Records contained in a dataset:
+-------+

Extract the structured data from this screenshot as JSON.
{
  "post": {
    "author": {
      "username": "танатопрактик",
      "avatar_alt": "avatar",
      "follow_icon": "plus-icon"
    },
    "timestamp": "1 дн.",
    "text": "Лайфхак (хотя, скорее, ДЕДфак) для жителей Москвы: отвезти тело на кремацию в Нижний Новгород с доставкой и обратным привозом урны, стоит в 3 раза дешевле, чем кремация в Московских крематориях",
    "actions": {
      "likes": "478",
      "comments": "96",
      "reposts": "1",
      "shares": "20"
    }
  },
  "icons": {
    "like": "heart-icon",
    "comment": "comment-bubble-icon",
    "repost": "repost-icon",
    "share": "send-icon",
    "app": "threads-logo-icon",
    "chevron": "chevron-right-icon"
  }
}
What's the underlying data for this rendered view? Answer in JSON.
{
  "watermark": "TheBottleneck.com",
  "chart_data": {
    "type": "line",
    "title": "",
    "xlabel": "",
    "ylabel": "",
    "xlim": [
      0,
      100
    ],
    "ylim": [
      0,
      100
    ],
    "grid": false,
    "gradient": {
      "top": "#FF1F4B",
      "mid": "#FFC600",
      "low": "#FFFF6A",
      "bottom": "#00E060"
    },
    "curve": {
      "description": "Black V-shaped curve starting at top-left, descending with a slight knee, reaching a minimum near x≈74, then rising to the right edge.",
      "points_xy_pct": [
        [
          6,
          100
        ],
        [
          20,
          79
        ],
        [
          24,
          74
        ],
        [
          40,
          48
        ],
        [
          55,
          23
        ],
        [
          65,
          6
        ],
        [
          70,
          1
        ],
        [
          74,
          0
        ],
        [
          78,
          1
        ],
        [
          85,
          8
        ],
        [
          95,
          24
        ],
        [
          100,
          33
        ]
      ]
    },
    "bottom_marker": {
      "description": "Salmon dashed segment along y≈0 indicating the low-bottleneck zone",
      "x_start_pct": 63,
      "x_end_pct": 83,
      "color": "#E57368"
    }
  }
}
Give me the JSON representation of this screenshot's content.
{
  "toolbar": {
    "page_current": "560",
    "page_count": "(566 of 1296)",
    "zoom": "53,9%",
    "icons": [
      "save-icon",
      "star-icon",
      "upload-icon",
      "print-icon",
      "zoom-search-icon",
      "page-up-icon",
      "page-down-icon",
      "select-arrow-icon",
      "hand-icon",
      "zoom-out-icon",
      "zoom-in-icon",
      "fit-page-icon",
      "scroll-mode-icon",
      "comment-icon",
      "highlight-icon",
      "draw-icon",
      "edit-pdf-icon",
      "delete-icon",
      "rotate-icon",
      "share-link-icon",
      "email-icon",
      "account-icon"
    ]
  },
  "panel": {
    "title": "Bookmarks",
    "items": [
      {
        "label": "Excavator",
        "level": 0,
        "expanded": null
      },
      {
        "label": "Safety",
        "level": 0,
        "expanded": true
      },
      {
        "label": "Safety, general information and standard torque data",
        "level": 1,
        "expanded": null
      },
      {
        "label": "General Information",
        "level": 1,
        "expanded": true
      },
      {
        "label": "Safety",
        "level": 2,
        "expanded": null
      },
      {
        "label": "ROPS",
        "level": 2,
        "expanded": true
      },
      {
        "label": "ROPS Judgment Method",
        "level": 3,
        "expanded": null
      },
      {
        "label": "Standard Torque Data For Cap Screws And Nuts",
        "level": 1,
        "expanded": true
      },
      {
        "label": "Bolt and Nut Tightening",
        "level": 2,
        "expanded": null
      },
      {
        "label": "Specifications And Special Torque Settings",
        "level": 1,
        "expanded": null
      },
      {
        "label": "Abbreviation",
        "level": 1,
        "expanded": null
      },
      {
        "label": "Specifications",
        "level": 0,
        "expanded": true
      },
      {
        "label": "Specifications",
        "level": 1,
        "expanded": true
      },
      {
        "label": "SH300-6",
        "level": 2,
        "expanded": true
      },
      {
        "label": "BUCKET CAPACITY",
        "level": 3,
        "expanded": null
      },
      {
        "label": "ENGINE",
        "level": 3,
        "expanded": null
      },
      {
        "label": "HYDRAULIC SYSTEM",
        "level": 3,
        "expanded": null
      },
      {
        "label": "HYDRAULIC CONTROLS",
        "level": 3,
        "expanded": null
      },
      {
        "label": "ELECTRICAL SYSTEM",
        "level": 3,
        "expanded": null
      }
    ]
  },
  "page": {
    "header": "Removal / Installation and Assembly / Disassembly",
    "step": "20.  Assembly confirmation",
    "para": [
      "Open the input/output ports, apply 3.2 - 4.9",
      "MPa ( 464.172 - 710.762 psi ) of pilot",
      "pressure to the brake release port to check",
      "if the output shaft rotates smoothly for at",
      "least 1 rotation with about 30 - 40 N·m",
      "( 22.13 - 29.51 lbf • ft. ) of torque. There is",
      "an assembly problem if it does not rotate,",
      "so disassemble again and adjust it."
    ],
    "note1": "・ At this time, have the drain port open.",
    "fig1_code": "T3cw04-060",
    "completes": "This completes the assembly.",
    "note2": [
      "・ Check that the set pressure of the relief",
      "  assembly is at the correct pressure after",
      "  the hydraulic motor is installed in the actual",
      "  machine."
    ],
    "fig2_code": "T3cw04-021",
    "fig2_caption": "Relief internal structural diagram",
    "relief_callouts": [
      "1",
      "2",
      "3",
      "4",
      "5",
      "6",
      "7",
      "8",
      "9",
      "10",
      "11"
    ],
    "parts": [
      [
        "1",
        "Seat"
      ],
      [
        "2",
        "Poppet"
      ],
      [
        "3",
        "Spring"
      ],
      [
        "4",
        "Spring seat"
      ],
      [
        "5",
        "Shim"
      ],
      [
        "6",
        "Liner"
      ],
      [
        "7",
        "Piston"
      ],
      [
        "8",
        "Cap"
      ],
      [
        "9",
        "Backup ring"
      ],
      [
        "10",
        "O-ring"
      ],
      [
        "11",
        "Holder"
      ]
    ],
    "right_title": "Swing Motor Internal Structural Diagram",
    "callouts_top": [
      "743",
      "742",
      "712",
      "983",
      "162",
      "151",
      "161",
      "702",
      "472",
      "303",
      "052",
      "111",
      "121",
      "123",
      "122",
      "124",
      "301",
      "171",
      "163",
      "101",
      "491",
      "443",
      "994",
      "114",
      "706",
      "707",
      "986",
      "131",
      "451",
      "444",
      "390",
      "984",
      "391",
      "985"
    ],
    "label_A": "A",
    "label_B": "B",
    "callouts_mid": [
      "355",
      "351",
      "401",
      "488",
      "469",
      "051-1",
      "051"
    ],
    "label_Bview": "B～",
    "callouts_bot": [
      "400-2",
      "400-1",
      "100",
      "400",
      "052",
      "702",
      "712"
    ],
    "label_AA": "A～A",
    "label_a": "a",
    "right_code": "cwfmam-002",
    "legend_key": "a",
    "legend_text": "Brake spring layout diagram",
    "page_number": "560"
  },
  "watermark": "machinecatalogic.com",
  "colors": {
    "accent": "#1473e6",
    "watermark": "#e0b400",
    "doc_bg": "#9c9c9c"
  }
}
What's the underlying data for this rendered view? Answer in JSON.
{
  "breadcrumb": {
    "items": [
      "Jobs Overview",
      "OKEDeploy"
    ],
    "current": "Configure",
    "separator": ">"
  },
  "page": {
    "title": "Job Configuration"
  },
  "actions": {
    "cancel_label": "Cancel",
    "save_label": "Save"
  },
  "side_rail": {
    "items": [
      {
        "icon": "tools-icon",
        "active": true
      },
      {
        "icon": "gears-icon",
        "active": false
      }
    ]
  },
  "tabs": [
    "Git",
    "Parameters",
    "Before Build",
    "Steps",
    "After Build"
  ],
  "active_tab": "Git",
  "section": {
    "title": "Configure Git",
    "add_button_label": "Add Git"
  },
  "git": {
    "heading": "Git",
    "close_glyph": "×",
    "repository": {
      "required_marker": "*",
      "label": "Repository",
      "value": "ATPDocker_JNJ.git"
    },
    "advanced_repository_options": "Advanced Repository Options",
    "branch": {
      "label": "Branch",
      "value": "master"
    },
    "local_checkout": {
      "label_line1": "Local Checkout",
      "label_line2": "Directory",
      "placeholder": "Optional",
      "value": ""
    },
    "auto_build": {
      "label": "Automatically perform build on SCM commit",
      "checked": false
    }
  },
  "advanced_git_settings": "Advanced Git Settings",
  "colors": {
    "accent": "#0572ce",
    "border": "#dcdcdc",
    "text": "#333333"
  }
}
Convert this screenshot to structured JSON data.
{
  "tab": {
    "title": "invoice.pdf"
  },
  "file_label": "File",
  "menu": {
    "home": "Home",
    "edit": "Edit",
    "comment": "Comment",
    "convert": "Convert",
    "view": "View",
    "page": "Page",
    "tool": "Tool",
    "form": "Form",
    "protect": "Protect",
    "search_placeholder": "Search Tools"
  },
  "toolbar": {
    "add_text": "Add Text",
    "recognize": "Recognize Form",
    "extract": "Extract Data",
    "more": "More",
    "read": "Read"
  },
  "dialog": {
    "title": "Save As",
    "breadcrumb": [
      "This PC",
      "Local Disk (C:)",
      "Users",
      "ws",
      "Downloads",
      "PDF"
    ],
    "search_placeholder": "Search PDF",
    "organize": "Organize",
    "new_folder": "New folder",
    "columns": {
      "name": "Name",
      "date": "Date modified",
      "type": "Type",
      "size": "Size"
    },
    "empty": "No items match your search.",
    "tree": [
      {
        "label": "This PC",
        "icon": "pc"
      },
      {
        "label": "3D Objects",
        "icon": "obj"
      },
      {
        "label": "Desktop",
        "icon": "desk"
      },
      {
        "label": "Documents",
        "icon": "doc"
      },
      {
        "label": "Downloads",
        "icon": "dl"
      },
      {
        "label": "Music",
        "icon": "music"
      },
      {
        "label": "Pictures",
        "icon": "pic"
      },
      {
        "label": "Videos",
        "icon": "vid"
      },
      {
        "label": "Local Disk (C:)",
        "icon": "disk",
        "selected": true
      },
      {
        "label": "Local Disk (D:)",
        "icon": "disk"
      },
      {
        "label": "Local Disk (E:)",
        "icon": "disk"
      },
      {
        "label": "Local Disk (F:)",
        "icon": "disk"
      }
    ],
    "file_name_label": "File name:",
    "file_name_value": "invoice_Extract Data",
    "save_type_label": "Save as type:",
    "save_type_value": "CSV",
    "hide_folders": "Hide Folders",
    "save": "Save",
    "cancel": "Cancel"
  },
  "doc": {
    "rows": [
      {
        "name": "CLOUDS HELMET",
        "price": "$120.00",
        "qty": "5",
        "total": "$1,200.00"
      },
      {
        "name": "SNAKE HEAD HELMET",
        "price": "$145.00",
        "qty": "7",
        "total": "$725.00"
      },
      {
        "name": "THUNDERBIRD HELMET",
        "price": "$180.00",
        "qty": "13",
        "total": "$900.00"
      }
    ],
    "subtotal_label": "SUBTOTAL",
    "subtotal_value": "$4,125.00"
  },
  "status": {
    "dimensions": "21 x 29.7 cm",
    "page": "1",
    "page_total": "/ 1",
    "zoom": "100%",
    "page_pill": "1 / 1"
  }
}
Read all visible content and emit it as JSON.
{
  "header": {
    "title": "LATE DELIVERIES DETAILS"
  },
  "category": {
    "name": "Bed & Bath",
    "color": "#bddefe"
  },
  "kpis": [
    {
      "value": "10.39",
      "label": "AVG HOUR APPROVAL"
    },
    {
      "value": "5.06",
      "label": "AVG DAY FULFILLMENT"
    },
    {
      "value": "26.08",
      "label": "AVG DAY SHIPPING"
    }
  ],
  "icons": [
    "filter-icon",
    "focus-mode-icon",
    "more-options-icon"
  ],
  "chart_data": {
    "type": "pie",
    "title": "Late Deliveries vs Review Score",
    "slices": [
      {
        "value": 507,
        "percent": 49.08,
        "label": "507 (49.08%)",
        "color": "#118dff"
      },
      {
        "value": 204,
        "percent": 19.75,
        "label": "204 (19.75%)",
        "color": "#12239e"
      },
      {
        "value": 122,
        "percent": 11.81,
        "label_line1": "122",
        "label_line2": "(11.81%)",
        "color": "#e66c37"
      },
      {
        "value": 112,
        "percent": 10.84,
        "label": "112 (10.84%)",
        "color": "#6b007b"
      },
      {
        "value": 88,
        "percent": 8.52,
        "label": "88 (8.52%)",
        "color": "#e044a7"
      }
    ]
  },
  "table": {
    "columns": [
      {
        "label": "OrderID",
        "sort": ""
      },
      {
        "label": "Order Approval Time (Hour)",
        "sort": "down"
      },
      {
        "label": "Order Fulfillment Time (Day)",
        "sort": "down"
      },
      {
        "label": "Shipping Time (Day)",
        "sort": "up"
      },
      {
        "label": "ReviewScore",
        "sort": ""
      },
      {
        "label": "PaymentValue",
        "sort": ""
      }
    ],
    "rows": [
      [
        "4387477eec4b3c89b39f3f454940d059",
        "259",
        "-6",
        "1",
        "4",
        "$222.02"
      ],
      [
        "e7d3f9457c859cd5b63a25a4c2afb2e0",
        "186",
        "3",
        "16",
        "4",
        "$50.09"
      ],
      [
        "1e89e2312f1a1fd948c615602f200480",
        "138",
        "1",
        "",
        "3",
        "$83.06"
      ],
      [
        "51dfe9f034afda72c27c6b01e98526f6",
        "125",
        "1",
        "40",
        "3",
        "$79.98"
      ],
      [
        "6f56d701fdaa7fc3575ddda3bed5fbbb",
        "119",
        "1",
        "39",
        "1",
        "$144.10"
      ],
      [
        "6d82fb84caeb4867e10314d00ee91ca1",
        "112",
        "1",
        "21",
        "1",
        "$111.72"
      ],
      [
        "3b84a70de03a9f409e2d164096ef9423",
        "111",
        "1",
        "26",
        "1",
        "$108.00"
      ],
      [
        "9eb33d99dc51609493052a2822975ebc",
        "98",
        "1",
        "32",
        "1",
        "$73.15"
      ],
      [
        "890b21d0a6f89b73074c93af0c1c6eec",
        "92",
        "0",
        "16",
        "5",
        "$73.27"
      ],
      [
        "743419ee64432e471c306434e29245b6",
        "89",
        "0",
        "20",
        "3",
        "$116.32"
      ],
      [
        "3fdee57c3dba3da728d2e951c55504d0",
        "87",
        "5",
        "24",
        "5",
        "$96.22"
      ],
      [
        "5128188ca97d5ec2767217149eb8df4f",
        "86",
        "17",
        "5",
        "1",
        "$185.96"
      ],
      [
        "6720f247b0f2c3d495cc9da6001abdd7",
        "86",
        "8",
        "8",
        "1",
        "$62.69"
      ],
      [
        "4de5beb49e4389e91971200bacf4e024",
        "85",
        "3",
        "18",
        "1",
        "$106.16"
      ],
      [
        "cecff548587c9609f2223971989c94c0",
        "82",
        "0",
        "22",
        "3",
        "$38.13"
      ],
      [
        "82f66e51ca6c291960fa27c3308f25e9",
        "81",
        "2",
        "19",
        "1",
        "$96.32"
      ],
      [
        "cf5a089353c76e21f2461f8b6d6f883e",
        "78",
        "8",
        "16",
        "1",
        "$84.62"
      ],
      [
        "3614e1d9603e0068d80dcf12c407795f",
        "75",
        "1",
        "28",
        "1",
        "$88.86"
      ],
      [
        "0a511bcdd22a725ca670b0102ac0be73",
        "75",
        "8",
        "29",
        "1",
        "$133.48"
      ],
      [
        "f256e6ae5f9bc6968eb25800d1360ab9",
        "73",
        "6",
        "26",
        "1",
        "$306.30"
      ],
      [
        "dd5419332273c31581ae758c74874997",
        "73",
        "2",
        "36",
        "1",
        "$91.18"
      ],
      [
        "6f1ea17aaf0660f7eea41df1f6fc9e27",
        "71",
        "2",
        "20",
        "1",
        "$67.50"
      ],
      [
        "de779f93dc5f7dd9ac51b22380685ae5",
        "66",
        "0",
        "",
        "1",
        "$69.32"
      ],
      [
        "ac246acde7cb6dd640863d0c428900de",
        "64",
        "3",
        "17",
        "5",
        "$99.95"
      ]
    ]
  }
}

+-------+

= PROBLEM DESCRIPTION =
How many lines in the listing above contain the string "screenshot"? Answer with the number only.

= WRITTEN SOLUTION =
3